**Task directions**
Search the material for "Shirting" and show all lines that contain it.

**Excerpted data**
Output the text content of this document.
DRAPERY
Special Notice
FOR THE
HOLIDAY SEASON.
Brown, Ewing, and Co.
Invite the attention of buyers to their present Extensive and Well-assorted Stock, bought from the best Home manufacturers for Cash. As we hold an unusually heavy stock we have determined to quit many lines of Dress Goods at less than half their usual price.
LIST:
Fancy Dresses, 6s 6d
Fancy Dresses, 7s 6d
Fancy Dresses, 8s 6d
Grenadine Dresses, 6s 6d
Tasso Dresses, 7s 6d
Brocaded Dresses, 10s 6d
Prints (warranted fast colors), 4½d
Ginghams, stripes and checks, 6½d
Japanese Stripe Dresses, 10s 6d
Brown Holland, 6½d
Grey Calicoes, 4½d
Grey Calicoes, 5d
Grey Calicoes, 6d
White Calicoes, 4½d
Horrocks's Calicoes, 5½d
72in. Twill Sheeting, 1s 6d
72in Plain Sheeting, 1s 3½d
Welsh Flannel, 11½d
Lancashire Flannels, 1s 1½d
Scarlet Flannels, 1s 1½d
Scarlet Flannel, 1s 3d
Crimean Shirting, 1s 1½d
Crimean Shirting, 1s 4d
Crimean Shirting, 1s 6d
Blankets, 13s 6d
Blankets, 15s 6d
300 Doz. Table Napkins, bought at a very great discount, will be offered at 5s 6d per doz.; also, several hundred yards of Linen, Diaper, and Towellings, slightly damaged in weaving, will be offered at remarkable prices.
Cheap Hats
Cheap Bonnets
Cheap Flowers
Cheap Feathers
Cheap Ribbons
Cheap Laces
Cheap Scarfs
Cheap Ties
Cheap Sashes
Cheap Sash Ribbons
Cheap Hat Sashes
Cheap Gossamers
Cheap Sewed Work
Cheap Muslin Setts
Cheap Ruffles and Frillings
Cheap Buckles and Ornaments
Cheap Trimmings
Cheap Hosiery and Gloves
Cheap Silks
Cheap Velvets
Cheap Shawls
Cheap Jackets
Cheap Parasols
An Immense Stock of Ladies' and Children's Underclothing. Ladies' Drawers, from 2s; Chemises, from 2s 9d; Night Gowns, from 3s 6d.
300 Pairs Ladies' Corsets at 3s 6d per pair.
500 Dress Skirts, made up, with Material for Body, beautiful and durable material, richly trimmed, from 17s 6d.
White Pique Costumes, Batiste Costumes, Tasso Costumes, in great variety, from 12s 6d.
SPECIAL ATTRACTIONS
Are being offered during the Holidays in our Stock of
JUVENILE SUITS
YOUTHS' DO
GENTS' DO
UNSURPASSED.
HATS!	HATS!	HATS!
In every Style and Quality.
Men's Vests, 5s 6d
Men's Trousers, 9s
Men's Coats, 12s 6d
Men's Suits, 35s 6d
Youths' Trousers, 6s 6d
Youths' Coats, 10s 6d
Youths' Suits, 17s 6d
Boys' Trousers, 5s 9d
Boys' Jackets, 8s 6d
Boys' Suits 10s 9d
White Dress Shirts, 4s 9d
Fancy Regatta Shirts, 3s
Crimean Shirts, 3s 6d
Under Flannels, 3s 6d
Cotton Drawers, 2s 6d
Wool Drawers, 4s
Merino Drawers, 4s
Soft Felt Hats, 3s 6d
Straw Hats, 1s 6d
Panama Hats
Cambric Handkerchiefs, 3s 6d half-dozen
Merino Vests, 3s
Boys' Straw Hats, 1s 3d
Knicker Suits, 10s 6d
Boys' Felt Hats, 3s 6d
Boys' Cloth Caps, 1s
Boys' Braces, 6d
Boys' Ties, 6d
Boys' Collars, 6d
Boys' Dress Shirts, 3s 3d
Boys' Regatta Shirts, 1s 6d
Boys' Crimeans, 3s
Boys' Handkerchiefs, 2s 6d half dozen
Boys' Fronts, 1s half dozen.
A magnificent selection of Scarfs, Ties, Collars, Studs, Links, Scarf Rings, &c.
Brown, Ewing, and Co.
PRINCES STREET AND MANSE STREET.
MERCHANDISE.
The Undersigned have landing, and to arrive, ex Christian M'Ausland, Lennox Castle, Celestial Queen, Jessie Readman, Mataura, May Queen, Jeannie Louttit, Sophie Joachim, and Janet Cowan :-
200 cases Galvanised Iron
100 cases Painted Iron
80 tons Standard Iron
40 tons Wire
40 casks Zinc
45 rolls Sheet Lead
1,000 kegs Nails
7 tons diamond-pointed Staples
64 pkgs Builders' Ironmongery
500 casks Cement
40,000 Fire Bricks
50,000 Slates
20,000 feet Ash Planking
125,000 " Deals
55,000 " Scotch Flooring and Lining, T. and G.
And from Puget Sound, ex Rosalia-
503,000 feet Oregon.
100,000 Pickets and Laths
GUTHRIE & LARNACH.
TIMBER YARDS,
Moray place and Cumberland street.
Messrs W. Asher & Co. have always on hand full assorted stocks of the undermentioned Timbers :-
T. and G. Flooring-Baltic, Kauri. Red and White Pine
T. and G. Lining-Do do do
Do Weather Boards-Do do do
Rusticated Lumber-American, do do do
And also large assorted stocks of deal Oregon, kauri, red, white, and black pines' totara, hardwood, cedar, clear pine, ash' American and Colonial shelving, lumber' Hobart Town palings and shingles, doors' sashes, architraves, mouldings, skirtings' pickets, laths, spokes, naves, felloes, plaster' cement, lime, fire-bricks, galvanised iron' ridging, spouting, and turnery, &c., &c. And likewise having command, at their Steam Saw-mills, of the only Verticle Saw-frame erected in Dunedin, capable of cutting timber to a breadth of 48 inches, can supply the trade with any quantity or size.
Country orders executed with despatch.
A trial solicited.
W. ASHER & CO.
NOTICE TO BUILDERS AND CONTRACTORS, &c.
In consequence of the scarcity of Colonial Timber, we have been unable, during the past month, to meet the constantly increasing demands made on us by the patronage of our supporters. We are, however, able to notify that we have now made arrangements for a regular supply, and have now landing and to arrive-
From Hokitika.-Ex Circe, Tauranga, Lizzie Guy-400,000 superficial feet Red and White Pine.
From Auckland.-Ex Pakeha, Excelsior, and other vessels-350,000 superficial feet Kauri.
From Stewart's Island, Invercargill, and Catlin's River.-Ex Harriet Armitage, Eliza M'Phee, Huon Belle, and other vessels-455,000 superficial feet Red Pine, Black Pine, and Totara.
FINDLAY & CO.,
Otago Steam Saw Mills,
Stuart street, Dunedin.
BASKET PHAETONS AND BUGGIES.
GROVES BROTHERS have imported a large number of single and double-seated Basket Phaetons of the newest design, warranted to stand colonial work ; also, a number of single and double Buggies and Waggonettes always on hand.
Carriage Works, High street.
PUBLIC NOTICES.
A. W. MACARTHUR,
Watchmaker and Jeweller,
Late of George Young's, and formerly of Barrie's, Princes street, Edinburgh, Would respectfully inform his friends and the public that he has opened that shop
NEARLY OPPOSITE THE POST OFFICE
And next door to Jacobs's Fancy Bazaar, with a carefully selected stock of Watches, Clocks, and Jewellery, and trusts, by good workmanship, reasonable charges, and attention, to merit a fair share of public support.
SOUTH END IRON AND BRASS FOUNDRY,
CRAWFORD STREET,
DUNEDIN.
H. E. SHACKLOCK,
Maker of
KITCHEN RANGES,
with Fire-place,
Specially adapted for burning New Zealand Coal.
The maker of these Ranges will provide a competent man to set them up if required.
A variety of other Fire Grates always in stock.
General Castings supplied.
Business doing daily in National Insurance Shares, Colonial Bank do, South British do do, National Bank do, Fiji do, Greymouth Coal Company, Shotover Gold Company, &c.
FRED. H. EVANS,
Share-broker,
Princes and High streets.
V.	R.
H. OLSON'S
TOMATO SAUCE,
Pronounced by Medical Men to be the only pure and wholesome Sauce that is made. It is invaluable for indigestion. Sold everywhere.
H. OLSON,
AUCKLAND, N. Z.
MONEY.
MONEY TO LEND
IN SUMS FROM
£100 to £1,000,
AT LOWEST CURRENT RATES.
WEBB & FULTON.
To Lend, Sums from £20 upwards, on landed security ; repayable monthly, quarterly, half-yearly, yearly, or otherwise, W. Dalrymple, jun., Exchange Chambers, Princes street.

**Reply**
Crimean Shirting, 1s 1½d
Crimean Shirting, 1s 4d
Crimean Shirting, 1s 6d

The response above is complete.